Problem to work on: Write each line out again exactly as written.

● ● ●

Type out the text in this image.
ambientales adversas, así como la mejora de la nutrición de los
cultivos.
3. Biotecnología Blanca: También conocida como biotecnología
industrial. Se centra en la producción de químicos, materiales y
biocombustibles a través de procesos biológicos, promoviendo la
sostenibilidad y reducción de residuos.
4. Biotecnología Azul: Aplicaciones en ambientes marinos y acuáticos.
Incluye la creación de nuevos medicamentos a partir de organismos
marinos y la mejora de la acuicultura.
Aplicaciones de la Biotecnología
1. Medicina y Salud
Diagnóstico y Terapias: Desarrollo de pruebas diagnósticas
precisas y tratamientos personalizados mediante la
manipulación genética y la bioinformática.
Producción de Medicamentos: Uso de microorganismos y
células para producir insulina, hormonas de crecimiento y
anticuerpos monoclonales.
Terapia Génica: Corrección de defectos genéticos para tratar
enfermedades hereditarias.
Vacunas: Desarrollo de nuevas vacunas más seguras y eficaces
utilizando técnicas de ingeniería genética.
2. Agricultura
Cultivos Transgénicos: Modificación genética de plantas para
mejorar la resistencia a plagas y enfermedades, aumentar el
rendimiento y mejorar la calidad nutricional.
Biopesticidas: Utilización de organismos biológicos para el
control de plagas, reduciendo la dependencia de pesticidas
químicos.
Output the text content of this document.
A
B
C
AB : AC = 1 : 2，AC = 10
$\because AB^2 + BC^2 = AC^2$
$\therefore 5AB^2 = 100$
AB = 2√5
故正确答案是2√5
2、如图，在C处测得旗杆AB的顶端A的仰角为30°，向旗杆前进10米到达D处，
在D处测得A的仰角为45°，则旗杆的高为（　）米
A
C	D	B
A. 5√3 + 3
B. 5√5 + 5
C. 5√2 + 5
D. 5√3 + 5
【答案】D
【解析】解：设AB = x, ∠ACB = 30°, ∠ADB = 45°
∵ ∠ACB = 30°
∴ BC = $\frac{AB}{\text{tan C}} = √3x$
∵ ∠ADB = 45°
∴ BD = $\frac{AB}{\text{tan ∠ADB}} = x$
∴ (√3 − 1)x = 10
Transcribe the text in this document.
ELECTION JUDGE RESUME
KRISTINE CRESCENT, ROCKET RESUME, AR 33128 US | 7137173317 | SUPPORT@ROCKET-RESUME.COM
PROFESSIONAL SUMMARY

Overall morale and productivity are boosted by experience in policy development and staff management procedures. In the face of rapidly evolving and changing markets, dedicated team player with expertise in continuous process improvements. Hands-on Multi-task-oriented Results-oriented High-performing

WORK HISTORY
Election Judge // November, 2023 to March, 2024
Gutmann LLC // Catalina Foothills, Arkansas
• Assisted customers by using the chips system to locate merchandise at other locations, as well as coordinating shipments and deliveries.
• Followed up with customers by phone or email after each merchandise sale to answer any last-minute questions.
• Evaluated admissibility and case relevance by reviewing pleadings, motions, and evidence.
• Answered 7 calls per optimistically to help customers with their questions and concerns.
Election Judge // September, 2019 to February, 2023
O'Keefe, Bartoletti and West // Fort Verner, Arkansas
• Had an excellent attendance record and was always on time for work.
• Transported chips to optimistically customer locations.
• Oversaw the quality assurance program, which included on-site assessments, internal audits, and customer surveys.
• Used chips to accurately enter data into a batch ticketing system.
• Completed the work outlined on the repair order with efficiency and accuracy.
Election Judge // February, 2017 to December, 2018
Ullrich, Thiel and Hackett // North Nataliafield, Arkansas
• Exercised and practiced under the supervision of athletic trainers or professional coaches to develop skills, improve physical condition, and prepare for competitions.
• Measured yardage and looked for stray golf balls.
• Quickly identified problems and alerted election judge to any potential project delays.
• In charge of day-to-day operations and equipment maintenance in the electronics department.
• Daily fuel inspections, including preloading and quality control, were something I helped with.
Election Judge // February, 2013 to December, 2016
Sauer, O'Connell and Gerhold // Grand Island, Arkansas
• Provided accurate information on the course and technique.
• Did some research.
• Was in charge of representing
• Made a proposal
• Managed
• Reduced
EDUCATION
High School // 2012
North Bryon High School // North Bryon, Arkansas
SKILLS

● ● ●

Exercise result:
Type out the text in this image.
ambientales adversas, así como la mejora de la nutrición de los
cultivos.
3. Biotecnología Blanca: También conocida como biotecnología
industrial. Se centra en la producción de químicos, materiales y
biocombustibles a través de procesos biológicos, promoviendo la
sostenibilidad y reducción de residuos.
4. Biotecnología Azul: Aplicaciones en ambientes marinos y acuáticos.
Incluye la creación de nuevos medicamentos a partir de organismos
marinos y la mejora de la acuicultura.
Aplicaciones de la Biotecnología
1. Medicina y Salud
Diagnóstico y Terapias: Desarrollo de pruebas diagnósticas
precisas y tratamientos personalizados mediante la
manipulación genética y la bioinformática.
Producción de Medicamentos: Uso de microorganismos y
células para producir insulina, hormonas de crecimiento y
anticuerpos monoclonales.
Terapia Génica: Corrección de defectos genéticos para tratar
enfermedades hereditarias.
Vacunas: Desarrollo de nuevas vacunas más seguras y eficaces
utilizando técnicas de ingeniería genética.
2. Agricultura
Cultivos Transgénicos: Modificación genética de plantas para
mejorar la resistencia a plagas y enfermedades, aumentar el
rendimiento y mejorar la calidad nutricional.
Biopesticidas: Utilización de organismos biológicos para el
control de plagas, reduciendo la dependencia de pesticidas
químicos.
Output the text content of this document.
A
B
C
AB : AC = 1 : 2，AC = 10
$\because AB^2 + BC^2 = AC^2$
$\therefore 5AB^2 = 100$
AB = 2√5
故正确答案是2√5
2、如图，在C处测得旗杆AB的顶端A的仰角为30°，向旗杆前进10米到达D处，
在D处测得A的仰角为45°，则旗杆的高为（　）米
A
C	D	B
A. 5√3 + 3
B. 5√5 + 5
C. 5√2 + 5
D. 5√3 + 5
【答案】D
【解析】解：设AB = x, ∠ACB = 30°, ∠ADB = 45°
∵ ∠ACB = 30°
∴ BC = $\frac{AB}{\text{tan C}} = √3x$
∵ ∠ADB = 45°
∴ BD = $\frac{AB}{\text{tan ∠ADB}} = x$
∴ (√3 − 1)x = 10
Transcribe the text in this document.
ELECTION JUDGE RESUME
KRISTINE CRESCENT, ROCKET RESUME, AR 33128 US | 7137173317 | SUPPORT@ROCKET-RESUME.COM
PROFESSIONAL SUMMARY

Overall morale and productivity are boosted by experience in policy development and staff management procedures. In the face of rapidly evolving and changing markets, dedicated team player with expertise in continuous process improvements. Hands-on Multi-task-oriented Results-oriented High-performing

WORK HISTORY
Election Judge // November, 2023 to March, 2024
Gutmann LLC // Catalina Foothills, Arkansas
• Assisted customers by using the chips system to locate merchandise at other locations, as well as coordinating shipments and deliveries.
• Followed up with customers by phone or email after each merchandise sale to answer any last-minute questions.
• Evaluated admissibility and case relevance by reviewing pleadings, motions, and evidence.
• Answered 7 calls per optimistically to help customers with their questions and concerns.
Election Judge // September, 2019 to February, 2023
O'Keefe, Bartoletti and West // Fort Verner, Arkansas
• Had an excellent attendance record and was always on time for work.
• Transported chips to optimistically customer locations.
• Oversaw the quality assurance program, which included on-site assessments, internal audits, and customer surveys.
• Used chips to accurately enter data into a batch ticketing system.
• Completed the work outlined on the repair order with efficiency and accuracy.
Election Judge // February, 2017 to December, 2018
Ullrich, Thiel and Hackett // North Nataliafield, Arkansas
• Exercised and practiced under the supervision of athletic trainers or professional coaches to develop skills, improve physical condition, and prepare for competitions.
• Measured yardage and looked for stray golf balls.
• Quickly identified problems and alerted election judge to any potential project delays.
• In charge of day-to-day operations and equipment maintenance in the electronics department.
• Daily fuel inspections, including preloading and quality control, were something I helped with.
Election Judge // February, 2013 to December, 2016
Sauer, O'Connell and Gerhold // Grand Island, Arkansas
• Provided accurate information on the course and technique.
• Did some research.
• Was in charge of representing
• Made a proposal
• Managed
• Reduced
EDUCATION
High School // 2012
North Bryon High School // North Bryon, Arkansas
SKILLS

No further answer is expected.